» **Extracted data**:
================================
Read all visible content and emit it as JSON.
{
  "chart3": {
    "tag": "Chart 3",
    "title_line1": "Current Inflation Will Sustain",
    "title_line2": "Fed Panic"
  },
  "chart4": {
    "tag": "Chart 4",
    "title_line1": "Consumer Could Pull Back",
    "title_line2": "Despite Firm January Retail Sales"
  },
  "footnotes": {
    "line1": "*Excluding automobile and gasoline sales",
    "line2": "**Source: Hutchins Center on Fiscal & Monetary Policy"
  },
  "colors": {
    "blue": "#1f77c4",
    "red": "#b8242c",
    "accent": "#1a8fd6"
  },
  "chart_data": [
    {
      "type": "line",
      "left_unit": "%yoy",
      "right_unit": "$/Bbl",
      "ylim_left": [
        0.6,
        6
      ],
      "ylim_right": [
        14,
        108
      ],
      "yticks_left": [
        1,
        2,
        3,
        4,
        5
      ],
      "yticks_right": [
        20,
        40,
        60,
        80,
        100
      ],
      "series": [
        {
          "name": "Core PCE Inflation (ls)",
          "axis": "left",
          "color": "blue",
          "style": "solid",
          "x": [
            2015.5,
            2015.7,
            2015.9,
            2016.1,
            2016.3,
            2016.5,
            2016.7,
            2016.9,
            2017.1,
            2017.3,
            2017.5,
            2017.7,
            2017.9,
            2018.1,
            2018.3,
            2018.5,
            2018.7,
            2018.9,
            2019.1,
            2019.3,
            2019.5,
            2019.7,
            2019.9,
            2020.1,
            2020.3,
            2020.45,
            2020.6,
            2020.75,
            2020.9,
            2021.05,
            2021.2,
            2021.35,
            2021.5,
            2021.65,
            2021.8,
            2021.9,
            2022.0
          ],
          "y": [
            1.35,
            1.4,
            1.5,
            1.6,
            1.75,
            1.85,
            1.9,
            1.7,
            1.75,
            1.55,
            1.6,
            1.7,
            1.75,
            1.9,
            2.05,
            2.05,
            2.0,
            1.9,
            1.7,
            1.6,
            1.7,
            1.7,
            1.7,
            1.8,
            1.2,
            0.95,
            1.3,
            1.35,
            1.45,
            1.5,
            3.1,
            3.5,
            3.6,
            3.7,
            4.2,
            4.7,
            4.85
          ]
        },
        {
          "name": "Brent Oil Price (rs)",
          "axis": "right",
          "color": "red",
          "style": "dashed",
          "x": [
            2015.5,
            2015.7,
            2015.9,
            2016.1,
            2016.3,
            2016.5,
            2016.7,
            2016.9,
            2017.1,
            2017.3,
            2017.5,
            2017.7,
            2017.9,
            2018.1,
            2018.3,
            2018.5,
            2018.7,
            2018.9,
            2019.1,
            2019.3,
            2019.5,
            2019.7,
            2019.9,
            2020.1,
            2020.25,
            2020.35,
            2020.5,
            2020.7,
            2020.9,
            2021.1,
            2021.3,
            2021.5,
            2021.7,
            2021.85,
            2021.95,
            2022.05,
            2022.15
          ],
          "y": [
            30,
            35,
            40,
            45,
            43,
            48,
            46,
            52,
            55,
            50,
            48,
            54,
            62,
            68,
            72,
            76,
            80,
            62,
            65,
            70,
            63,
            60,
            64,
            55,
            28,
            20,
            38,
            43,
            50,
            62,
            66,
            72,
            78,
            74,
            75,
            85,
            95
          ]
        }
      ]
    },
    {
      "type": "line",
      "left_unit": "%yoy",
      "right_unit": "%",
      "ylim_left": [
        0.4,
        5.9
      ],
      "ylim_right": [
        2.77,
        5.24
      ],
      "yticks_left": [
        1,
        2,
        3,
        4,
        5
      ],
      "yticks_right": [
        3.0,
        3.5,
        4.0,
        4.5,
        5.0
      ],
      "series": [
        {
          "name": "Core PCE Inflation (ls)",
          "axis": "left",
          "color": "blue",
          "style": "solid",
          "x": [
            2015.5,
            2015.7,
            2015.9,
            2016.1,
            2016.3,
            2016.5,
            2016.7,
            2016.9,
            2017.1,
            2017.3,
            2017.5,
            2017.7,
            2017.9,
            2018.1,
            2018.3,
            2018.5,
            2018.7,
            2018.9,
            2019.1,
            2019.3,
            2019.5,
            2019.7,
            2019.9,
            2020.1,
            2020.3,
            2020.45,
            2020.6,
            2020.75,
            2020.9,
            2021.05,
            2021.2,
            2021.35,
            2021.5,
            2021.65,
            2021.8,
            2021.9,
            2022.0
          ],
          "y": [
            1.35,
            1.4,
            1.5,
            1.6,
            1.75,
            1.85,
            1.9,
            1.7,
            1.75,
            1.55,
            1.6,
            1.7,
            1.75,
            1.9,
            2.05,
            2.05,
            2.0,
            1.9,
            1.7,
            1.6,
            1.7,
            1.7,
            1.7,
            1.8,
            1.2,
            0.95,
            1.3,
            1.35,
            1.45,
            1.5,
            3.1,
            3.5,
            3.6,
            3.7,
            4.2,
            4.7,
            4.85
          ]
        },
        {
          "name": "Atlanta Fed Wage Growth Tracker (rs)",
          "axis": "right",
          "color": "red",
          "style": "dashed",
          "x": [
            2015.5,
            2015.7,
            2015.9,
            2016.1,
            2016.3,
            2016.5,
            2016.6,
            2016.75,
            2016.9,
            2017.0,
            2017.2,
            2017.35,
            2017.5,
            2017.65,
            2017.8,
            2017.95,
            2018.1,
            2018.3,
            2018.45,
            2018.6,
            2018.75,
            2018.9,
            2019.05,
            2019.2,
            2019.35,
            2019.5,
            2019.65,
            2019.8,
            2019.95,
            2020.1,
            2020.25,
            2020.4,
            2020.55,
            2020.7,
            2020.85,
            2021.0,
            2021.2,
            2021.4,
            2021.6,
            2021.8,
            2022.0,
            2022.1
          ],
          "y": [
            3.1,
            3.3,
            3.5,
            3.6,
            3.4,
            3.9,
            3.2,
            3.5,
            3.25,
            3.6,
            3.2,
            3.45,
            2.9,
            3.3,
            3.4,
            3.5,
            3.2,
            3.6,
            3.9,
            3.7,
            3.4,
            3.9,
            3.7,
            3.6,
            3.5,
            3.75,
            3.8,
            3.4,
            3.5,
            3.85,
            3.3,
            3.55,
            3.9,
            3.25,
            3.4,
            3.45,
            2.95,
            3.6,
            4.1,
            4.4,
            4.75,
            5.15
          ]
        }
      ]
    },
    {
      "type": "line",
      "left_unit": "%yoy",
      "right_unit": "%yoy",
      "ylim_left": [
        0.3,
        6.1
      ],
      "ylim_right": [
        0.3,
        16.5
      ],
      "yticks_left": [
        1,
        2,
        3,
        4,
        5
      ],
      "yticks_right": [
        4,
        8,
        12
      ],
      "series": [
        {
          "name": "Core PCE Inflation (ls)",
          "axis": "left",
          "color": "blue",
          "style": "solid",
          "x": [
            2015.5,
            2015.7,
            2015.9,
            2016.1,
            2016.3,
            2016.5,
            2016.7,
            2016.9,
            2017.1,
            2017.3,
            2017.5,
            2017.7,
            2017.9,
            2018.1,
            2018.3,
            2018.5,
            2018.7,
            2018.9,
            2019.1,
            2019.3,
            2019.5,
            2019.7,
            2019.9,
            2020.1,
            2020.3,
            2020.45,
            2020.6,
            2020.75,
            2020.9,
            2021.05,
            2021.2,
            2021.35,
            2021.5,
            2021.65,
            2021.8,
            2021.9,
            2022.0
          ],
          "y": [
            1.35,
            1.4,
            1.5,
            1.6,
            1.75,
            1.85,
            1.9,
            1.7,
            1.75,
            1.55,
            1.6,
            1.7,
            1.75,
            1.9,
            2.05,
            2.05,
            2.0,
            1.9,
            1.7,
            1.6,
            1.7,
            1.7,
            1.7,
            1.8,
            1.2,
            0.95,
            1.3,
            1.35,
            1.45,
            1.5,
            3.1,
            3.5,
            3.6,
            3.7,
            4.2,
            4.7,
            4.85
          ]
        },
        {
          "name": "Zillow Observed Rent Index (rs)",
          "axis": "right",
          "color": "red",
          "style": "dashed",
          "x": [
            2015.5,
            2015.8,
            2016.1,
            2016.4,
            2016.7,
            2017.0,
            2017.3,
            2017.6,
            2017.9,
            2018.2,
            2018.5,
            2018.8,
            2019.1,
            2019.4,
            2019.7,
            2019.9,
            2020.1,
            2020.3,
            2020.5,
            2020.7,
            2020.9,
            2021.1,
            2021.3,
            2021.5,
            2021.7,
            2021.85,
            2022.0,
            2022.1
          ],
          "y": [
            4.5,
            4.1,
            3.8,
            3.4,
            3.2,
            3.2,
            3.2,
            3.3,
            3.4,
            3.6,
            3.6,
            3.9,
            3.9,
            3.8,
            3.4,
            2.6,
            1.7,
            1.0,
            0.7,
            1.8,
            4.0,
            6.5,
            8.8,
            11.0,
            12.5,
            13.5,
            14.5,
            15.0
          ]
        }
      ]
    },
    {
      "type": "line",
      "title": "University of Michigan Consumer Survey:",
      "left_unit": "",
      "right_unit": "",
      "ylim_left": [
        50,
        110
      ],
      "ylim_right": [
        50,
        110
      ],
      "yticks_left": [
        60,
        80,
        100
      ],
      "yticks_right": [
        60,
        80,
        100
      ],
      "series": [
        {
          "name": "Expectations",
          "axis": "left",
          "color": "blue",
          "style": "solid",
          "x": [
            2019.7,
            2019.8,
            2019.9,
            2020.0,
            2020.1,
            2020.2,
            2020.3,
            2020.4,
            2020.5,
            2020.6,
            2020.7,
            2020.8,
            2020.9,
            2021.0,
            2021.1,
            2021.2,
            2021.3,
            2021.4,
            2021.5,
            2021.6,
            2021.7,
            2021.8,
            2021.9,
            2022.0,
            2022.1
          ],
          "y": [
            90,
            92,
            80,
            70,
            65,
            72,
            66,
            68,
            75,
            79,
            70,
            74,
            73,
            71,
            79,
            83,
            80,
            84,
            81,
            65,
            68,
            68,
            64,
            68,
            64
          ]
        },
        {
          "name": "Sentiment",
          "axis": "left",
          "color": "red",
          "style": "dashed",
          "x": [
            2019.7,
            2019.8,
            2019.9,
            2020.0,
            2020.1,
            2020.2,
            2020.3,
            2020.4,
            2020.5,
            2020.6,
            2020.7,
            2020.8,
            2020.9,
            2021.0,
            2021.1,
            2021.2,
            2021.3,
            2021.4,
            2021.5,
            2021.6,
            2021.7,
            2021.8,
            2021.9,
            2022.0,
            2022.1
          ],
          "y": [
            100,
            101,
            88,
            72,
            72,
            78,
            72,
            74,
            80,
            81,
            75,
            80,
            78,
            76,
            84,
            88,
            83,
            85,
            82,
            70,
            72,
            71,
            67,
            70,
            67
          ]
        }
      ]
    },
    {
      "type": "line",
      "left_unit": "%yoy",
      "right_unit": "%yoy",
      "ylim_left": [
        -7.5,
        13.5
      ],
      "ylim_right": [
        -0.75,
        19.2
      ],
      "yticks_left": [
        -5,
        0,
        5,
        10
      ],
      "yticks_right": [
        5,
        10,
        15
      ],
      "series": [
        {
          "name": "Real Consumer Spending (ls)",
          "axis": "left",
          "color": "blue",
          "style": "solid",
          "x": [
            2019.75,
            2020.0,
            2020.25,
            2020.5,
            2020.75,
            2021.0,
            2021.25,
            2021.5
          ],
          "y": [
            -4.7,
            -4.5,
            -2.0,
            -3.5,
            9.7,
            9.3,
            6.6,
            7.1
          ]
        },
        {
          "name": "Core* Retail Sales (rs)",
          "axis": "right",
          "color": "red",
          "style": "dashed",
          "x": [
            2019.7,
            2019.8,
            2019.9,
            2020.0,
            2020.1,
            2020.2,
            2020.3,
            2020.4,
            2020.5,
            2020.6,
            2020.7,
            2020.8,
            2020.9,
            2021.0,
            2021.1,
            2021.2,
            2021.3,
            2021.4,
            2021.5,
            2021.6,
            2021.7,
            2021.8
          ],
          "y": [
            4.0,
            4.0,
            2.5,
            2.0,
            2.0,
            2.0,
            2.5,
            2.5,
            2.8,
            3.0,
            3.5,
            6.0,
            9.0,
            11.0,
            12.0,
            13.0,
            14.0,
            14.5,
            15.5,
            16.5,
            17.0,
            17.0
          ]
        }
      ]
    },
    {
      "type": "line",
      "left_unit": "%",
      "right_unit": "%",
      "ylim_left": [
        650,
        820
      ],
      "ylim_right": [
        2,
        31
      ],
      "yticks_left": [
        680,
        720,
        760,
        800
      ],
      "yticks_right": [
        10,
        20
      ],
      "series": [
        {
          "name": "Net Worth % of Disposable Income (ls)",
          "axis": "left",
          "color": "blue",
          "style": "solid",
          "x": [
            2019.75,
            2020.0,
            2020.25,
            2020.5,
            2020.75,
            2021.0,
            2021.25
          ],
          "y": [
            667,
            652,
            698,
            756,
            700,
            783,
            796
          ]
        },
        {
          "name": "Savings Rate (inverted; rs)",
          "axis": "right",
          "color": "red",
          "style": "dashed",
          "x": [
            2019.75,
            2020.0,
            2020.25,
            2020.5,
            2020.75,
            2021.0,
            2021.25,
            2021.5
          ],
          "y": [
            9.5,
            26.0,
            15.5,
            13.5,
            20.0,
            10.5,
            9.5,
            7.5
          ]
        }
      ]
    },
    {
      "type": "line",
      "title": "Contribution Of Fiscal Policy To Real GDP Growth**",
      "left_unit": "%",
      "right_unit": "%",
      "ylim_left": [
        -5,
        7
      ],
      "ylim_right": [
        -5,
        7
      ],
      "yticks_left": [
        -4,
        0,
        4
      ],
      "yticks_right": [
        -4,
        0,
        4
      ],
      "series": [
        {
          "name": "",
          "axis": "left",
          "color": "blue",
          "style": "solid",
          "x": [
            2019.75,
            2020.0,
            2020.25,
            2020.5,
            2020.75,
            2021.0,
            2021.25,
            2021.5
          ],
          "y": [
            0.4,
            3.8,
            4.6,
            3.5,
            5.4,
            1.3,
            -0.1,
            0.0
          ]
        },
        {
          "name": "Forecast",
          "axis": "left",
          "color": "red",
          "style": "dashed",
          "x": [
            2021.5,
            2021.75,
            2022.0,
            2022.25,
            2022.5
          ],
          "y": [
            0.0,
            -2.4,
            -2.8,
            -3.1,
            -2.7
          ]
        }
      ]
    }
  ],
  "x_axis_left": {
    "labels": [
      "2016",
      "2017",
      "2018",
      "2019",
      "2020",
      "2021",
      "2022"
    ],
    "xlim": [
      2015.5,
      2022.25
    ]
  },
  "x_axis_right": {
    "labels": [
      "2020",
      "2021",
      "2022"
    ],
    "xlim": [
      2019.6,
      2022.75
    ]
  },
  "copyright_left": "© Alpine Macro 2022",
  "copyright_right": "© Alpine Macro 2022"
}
================================
Copy all lines from the material that contain "Macro".

  "copyright_left": "© Alpine Macro 2022",
  "copyright_right": "© Alpine Macro 2022"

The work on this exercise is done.